JOB ->
Please find all lines in the data that hold the string "Türkiye" and copy them.

** begin EXERCISE DATA **

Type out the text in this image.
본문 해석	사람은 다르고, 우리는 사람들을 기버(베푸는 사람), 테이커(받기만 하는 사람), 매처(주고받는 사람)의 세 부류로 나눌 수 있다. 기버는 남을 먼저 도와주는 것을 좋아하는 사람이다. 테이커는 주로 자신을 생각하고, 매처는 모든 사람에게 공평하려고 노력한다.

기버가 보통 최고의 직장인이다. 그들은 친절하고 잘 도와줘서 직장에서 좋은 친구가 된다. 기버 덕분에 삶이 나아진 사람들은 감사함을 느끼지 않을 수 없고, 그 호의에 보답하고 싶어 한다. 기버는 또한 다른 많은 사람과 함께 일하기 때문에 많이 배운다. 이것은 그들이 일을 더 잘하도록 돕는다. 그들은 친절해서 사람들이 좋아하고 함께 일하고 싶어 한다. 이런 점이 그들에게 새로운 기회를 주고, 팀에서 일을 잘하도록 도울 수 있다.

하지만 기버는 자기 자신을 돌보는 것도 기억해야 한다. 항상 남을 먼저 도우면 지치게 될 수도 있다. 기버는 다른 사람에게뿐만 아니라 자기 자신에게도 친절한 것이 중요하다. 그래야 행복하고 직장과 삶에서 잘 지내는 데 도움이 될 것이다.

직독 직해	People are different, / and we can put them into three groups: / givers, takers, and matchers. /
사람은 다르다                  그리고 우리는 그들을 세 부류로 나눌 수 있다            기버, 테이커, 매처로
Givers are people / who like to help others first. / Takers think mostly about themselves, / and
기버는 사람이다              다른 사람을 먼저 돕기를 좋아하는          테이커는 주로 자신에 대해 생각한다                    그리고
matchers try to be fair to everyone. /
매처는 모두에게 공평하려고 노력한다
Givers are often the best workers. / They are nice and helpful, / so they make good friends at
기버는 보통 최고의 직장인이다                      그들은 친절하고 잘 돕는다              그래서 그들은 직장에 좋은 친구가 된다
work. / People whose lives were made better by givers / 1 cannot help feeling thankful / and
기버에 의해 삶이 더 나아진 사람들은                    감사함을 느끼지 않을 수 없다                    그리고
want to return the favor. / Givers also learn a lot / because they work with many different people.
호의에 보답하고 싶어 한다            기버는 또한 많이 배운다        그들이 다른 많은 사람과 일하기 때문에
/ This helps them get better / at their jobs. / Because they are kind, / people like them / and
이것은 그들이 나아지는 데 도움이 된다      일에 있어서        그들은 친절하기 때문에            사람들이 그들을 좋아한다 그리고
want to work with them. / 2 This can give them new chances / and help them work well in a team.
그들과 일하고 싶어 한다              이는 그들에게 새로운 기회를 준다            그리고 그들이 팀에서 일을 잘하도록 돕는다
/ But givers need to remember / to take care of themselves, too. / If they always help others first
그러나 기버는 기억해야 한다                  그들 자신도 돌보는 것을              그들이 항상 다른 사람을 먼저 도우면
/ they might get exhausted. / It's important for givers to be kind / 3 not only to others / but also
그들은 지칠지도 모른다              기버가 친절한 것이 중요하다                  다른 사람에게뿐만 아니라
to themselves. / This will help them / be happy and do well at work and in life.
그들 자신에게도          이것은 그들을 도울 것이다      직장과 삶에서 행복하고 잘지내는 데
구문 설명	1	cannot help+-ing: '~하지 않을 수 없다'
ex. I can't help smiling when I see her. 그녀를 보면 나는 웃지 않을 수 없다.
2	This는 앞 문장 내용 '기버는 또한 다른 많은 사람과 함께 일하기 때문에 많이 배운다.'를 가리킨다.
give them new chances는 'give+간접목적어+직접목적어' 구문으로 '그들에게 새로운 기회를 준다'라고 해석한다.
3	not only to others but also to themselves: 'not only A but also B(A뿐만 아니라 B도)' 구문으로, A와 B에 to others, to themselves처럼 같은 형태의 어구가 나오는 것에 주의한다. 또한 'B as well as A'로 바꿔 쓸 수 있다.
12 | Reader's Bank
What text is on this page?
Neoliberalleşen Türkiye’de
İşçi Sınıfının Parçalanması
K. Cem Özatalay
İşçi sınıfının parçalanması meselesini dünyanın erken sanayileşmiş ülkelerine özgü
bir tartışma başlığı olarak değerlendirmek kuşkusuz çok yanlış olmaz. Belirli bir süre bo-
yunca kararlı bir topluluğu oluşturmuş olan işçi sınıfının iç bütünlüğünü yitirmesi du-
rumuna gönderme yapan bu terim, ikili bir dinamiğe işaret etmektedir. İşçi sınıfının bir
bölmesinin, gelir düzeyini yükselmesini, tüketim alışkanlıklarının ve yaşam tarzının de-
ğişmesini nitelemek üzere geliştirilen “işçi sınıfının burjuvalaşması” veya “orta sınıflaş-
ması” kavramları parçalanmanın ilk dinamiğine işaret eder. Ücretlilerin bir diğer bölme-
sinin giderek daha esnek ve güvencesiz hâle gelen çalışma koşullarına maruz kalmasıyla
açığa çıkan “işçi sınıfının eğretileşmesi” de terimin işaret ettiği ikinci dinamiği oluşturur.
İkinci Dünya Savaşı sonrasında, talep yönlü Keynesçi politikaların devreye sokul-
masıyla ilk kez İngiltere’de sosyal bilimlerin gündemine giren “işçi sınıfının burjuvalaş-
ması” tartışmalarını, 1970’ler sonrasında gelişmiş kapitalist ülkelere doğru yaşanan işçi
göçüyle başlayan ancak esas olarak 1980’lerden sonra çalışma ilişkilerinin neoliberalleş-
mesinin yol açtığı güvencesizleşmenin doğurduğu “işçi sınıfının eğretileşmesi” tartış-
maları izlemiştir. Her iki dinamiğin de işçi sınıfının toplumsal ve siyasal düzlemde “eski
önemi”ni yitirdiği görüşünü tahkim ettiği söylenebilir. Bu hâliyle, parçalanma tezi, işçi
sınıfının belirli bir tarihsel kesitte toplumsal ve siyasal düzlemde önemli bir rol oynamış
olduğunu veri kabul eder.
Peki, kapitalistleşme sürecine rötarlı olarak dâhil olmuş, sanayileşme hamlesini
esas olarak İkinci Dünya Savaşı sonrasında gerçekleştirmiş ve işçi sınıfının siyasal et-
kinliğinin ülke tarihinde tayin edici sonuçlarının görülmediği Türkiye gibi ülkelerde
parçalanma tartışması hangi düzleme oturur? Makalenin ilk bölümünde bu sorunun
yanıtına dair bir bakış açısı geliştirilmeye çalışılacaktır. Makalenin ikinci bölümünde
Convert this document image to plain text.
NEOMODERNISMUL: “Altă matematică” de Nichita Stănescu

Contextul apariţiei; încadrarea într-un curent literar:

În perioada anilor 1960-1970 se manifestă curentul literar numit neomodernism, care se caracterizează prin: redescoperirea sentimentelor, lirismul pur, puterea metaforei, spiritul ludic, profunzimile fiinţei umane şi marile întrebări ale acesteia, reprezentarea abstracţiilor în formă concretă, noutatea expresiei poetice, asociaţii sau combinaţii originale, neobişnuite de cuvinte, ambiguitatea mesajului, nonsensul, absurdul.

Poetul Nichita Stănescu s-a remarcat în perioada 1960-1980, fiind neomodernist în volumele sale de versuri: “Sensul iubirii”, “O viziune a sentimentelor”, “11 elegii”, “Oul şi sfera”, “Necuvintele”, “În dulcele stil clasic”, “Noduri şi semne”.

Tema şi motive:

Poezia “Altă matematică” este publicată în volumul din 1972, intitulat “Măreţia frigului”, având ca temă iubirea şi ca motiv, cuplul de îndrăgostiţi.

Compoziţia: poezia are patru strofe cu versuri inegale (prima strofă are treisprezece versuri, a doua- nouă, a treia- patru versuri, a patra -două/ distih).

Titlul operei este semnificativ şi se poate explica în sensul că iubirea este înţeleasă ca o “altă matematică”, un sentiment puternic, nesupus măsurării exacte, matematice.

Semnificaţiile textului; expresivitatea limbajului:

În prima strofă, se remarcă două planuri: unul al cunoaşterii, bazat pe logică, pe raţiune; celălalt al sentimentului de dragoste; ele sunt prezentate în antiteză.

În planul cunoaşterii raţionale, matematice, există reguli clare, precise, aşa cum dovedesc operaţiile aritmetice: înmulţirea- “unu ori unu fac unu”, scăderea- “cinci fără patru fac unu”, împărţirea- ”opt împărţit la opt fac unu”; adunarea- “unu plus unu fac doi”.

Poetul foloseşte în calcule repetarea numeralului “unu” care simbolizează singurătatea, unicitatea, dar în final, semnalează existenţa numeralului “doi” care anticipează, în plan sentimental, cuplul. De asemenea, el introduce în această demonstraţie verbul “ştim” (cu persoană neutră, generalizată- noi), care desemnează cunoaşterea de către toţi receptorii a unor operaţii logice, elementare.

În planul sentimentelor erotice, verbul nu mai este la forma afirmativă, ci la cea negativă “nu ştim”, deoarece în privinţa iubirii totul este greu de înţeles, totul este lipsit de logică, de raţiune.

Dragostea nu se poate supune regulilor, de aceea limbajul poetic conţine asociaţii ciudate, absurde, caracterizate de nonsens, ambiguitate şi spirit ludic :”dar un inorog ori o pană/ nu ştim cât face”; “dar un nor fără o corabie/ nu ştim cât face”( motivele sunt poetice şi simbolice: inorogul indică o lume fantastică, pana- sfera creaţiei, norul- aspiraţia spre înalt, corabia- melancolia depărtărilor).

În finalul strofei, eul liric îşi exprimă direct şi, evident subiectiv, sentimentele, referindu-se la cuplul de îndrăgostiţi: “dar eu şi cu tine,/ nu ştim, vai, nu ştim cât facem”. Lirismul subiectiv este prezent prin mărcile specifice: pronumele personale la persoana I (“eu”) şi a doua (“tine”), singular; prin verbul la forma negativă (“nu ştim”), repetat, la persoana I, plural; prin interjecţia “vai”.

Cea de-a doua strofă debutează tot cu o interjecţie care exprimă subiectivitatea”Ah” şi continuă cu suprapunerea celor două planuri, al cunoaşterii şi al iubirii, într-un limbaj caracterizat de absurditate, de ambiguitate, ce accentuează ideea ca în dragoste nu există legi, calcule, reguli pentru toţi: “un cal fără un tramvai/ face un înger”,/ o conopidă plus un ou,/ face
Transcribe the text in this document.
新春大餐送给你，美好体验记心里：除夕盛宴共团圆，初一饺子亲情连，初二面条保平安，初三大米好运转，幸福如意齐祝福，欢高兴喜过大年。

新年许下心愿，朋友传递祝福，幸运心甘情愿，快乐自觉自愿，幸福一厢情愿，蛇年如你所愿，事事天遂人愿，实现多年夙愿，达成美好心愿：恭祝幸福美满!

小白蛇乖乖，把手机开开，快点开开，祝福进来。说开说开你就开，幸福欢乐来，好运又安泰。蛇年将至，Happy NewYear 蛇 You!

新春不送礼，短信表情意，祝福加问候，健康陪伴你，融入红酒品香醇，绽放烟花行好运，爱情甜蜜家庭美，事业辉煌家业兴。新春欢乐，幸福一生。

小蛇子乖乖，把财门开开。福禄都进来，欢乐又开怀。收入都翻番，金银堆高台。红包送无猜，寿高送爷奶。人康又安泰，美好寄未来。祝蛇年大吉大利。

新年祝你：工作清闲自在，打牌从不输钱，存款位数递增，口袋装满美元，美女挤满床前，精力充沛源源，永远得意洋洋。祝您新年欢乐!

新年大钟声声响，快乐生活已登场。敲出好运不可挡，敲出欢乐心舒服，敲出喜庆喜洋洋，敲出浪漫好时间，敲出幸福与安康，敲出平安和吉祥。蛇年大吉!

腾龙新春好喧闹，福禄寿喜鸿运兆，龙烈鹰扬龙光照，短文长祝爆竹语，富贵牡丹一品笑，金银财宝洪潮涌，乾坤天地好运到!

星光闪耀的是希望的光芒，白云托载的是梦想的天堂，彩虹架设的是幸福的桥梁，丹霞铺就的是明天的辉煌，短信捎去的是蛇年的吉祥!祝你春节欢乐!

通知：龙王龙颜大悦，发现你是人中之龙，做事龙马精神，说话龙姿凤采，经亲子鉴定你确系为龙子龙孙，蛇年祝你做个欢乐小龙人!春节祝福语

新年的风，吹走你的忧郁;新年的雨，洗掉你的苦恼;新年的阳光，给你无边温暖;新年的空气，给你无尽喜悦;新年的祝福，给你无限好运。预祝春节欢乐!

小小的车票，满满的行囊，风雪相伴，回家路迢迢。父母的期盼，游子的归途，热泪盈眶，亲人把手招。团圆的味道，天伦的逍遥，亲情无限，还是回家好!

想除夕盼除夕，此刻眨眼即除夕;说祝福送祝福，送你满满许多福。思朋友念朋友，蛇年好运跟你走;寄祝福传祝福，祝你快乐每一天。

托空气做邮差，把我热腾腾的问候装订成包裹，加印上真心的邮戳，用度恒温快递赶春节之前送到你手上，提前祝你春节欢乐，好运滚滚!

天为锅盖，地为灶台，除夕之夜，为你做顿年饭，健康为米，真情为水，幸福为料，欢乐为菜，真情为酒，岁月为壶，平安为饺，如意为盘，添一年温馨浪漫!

** end EXERCISE DATA **

SOLUTION ->
Neoliberalleşen Türkiye’de
kinliğinin ülke tarihinde tayin edici sonuçlarının görülmediği Türkiye gibi ülkelerde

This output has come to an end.